• YOUR GOAL: Every entry below must be repeated exactly; skip the pictures.

+===+

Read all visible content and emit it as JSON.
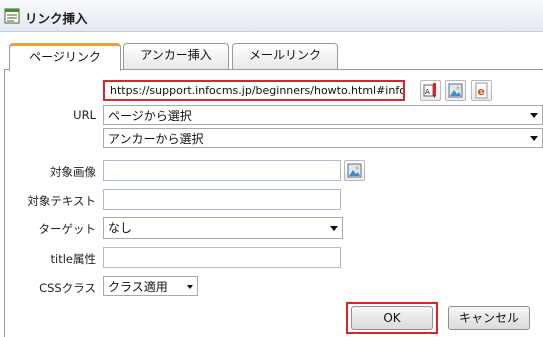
{
  "window": {
    "title": "リンク挿入"
  },
  "tabs": [
    {
      "label": "ページリンク",
      "active": true
    },
    {
      "label": "アンカー挿入",
      "active": false
    },
    {
      "label": "メールリンク",
      "active": false
    }
  ],
  "form": {
    "url": {
      "label": "URL",
      "value": "https://support.infocms.jp/beginners/howto.html#info",
      "page_select": "ページから選択",
      "anchor_select": "アンカーから選択",
      "icons": [
        "link-properties-icon",
        "image-icon",
        "edit-icon"
      ]
    },
    "target_image": {
      "label": "対象画像",
      "value": ""
    },
    "target_text": {
      "label": "対象テキスト",
      "value": ""
    },
    "target": {
      "label": "ターゲット",
      "value": "なし"
    },
    "title_attr": {
      "label": "title属性",
      "value": ""
    },
    "css_class": {
      "label": "CSSクラス",
      "value": "クラス適用"
    }
  },
  "buttons": {
    "ok": "OK",
    "cancel": "キャンセル"
  },
  "colors": {
    "highlight": "#d9262c",
    "active_tab": "#f0a030"
  }
}
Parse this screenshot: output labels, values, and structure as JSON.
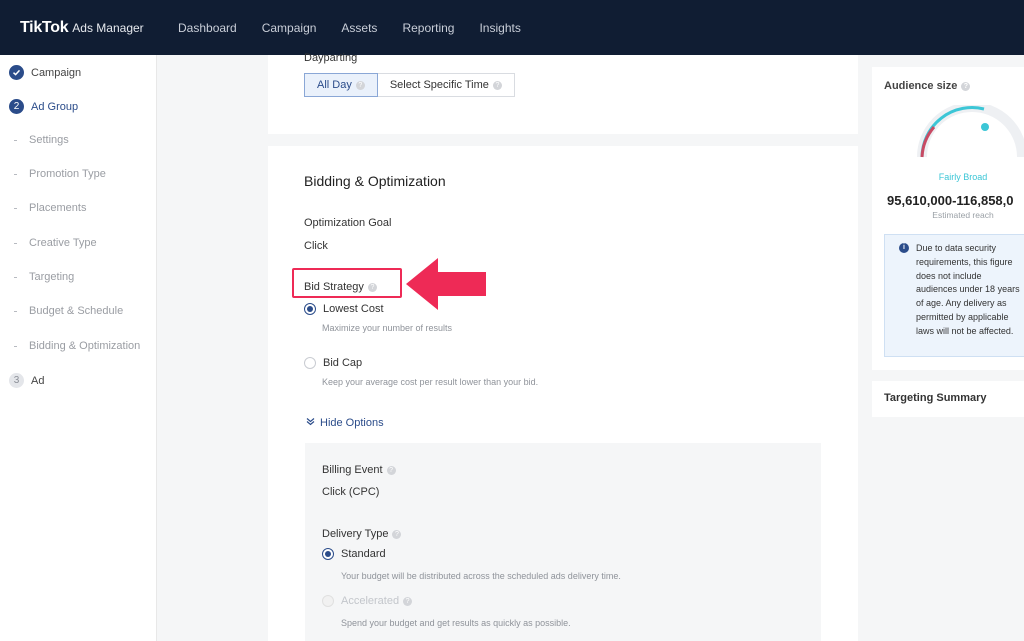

+===+

• FULL RESPONSE:
Read all visible content and emit it as JSON.
{
  "window": {
    "title": "リンク挿入"
  },
  "tabs": [
    {
      "label": "ページリンク",
      "active": true
    },
    {
      "label": "アンカー挿入",
      "active": false
    },
    {
      "label": "メールリンク",
      "active": false
    }
  ],
  "form": {
    "url": {
      "label": "URL",
      "value": "https://support.infocms.jp/beginners/howto.html#info",
      "page_select": "ページから選択",
      "anchor_select": "アンカーから選択",
      "icons": [
        "link-properties-icon",
        "image-icon",
        "edit-icon"
      ]
    },
    "target_image": {
      "label": "対象画像",
      "value": ""
    },
    "target_text": {
      "label": "対象テキスト",
      "value": ""
    },
    "target": {
      "label": "ターゲット",
      "value": "なし"
    },
    "title_attr": {
      "label": "title属性",
      "value": ""
    },
    "css_class": {
      "label": "CSSクラス",
      "value": "クラス適用"
    }
  },
  "buttons": {
    "ok": "OK",
    "cancel": "キャンセル"
  },
  "colors": {
    "highlight": "#d9262c",
    "active_tab": "#f0a030"
  }
}
Parse this screenshot: output labels, values, and structure as JSON.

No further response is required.